Repeat the listing word for word. No pictures belong in the copy.

— START Provided entries —

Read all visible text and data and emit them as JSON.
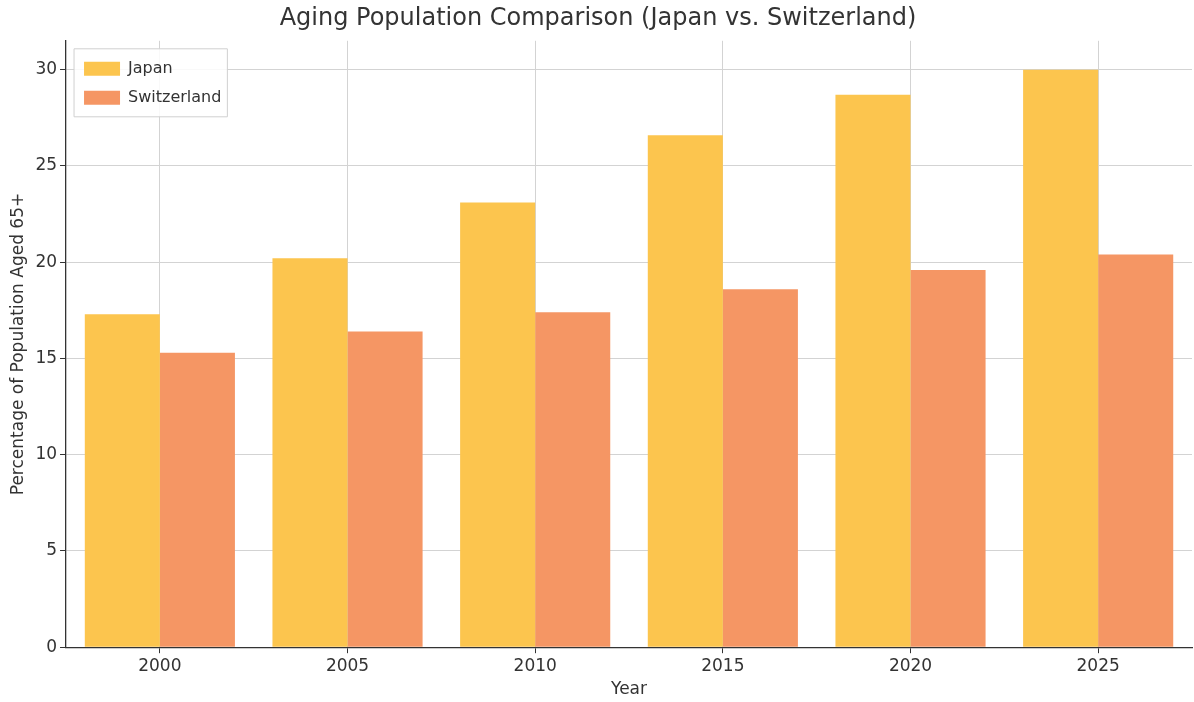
{
  "chart_data": {
    "type": "bar",
    "title": "Aging Population Comparison (Japan vs. Switzerland)",
    "xlabel": "Year",
    "ylabel": "Percentage of Population Aged 65+",
    "categories": [
      "2000",
      "2005",
      "2010",
      "2015",
      "2020",
      "2025"
    ],
    "series": [
      {
        "name": "Japan",
        "color": "#fcc54e",
        "values": [
          17.3,
          20.2,
          23.1,
          26.6,
          28.7,
          30.0
        ]
      },
      {
        "name": "Switzerland",
        "color": "#f59664",
        "values": [
          15.3,
          16.4,
          17.4,
          18.6,
          19.6,
          20.4
        ]
      }
    ],
    "ylim": [
      0,
      31.5
    ],
    "yticks": [
      0,
      5,
      10,
      15,
      20,
      25,
      30
    ],
    "grid": true,
    "legend": "top left"
  }
}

— END Provided entries —

■ Output of the task
Read all visible text and data and emit them as JSON.
{
  "chart_data": {
    "type": "bar",
    "title": "Aging Population Comparison (Japan vs. Switzerland)",
    "xlabel": "Year",
    "ylabel": "Percentage of Population Aged 65+",
    "categories": [
      "2000",
      "2005",
      "2010",
      "2015",
      "2020",
      "2025"
    ],
    "series": [
      {
        "name": "Japan",
        "color": "#fcc54e",
        "values": [
          17.3,
          20.2,
          23.1,
          26.6,
          28.7,
          30.0
        ]
      },
      {
        "name": "Switzerland",
        "color": "#f59664",
        "values": [
          15.3,
          16.4,
          17.4,
          18.6,
          19.6,
          20.4
        ]
      }
    ],
    "ylim": [
      0,
      31.5
    ],
    "yticks": [
      0,
      5,
      10,
      15,
      20,
      25,
      30
    ],
    "grid": true,
    "legend": "top left"
  }
}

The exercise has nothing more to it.